[Reading text]

+-------+

Finding startups — notes on work as a new data scientist in an early-stage VC fund

(Co-authored by Paul Meinshausen )

This past month I joined Montane Ventures , an early-stage Venture Capital fund, as a data scientist in Bangalore. I joined Montane for the opportunity to work on intriguing data and tech problems with several great startups, and because I like the signal-to-noise ratio in early-stage startups building products with small teams.

Part of my time will be spent with startups that Montane has invested in (or is working with towards an investment); helping them escalate their data science efforts and capabilities. I’ll also spend time doing the more traditional work of a VC analyst: helping find and identify startup prospects for investment.

Venture Capital is typically about backing companies that are using technology in ambitious and innovative ways. The team at Montane Ventures believes that the work of VC investing itself could be improved with ambitious and innovative tech. With all of the ways technology and the use of data science has developed over the past few decades, it’d be strange if we identified promising investments in the same way investors did twenty or thirty years ago. That’s a big part of the reason I was hired; and it’s something I’ll be working on closely with the team.

+-------+

[What is asked]
1. Condense the paragraph of the post beginning "Venture Capital is typically about" into two or three shorter sentences that keep its main points.
2. Quote the post word for word, everything from "(Co-authored by Paul" down to "prospects for investment.".

+-------+

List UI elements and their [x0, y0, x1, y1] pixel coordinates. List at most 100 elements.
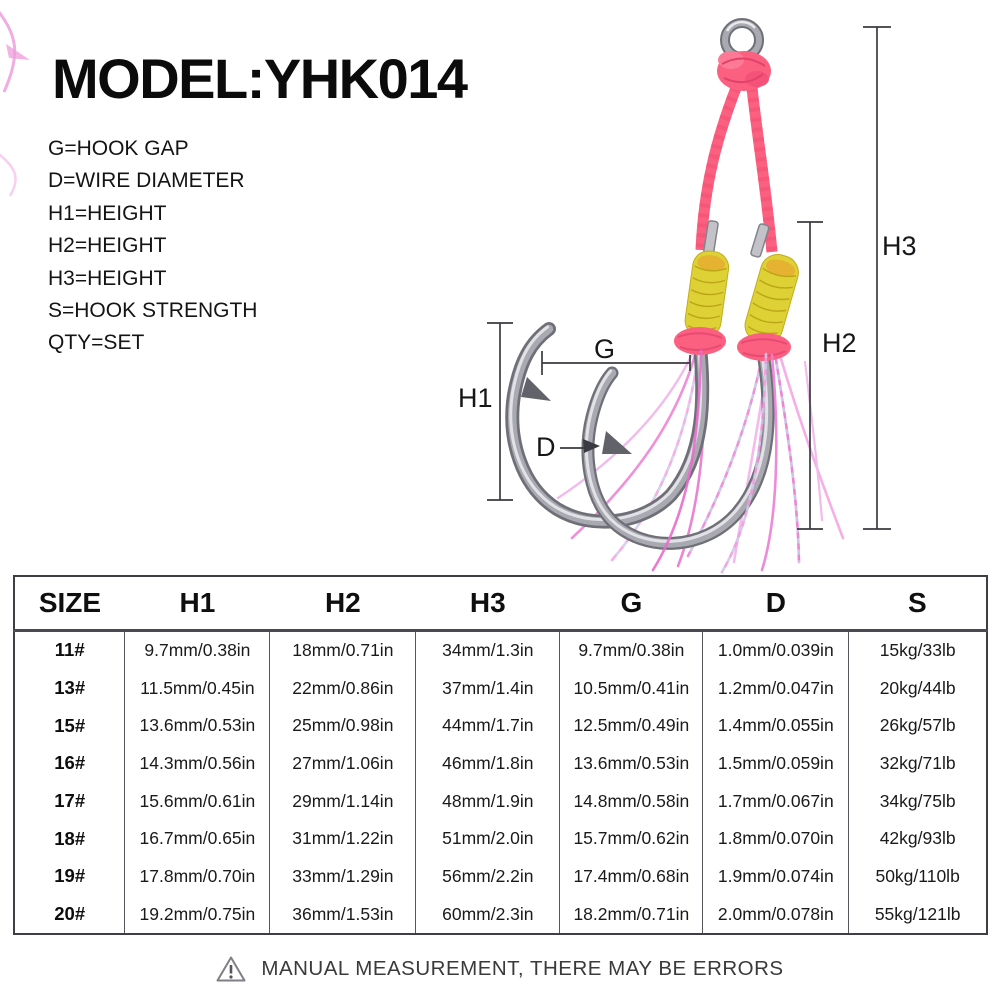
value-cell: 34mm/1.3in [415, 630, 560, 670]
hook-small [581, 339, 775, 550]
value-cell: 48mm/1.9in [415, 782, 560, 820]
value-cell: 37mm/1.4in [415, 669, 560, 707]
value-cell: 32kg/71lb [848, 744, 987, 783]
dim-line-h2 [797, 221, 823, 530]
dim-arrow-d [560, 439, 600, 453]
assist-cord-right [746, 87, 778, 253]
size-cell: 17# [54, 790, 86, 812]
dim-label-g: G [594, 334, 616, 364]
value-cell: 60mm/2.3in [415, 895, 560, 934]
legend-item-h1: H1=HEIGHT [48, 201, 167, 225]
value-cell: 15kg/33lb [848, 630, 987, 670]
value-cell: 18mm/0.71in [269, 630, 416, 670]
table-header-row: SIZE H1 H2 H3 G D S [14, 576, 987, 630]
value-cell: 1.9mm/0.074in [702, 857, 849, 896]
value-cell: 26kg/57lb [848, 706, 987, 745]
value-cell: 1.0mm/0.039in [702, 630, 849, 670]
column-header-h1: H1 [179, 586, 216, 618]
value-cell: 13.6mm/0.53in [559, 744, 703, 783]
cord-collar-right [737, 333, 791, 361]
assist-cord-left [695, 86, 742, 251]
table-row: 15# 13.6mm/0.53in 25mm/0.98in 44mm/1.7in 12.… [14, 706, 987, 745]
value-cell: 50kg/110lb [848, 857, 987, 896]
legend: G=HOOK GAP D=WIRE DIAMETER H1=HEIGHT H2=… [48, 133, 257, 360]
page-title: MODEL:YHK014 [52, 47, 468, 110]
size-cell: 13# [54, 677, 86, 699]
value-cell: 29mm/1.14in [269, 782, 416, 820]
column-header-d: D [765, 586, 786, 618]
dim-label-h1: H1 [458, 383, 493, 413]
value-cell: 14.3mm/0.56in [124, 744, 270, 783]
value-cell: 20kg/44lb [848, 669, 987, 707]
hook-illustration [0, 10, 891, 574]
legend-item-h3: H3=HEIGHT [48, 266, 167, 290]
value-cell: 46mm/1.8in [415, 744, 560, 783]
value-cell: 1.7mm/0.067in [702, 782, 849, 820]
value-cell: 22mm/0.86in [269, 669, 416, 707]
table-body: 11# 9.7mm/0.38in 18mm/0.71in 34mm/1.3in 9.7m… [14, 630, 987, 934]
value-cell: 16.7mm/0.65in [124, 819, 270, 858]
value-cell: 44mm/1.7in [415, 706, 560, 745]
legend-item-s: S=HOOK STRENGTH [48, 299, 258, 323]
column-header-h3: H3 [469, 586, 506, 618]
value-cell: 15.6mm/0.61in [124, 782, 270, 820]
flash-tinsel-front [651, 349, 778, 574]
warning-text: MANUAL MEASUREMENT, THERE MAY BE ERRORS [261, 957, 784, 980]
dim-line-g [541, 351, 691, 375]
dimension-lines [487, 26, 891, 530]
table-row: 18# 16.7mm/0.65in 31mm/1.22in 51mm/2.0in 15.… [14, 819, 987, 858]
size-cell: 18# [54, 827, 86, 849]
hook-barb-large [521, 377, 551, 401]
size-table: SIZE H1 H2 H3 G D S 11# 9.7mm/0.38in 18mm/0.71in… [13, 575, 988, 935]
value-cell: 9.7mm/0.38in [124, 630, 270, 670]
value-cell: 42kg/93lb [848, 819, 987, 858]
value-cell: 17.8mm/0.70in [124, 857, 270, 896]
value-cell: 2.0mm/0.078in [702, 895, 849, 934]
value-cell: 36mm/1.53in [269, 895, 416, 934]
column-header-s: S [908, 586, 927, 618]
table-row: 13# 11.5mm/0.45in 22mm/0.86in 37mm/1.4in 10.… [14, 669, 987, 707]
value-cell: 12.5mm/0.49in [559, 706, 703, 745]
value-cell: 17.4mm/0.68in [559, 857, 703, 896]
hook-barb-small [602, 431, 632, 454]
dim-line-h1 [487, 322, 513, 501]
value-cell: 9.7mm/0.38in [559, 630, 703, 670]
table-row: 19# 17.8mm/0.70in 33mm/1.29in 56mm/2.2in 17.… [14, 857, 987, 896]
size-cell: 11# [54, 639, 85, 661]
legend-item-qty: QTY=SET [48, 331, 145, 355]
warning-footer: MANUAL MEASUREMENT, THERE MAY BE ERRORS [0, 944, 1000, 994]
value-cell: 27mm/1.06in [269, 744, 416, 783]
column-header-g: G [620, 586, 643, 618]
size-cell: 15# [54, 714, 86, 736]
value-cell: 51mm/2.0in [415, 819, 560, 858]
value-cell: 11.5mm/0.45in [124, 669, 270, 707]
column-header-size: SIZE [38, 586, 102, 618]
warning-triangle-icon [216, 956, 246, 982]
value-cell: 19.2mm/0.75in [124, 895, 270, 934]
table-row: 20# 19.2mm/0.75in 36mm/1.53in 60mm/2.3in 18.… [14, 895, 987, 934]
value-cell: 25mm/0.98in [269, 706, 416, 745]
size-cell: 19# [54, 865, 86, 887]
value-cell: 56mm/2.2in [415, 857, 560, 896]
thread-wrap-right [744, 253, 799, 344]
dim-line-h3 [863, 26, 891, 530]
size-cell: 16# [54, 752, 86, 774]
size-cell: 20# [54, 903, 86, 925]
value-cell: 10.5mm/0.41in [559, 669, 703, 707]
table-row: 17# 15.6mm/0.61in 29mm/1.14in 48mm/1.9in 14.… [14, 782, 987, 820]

+-------+

[Answers for the exercise]
1. Venture Capital usually backs companies that use technology in ambitious, innovative ways, and the Montane Ventures team believes VC investing itself could be improved the same way. Given how technology and data science have developed over the past few decades, finding promising investments as investors did twenty or thirty years ago would be strange. This is a big part of why the author was hired and will be a close focus with the team.

2.
(Co-authored by Paul Meinshausen )

This past month I joined Montane Ventures , an early-stage Venture Capital fund, as a data scientist in Bangalore. I joined Montane for the opportunity to work on intriguing data and tech problems with several great startups, and because I like the signal-to-noise ratio in early-stage startups building products with small teams.

Part of my time will be spent with startups that Montane has invested in (or is working with towards an investment); helping them escalate their data science efforts and capabilities. I’ll also spend time doing the more traditional work of a VC analyst: helping find and identify startup prospects for investment.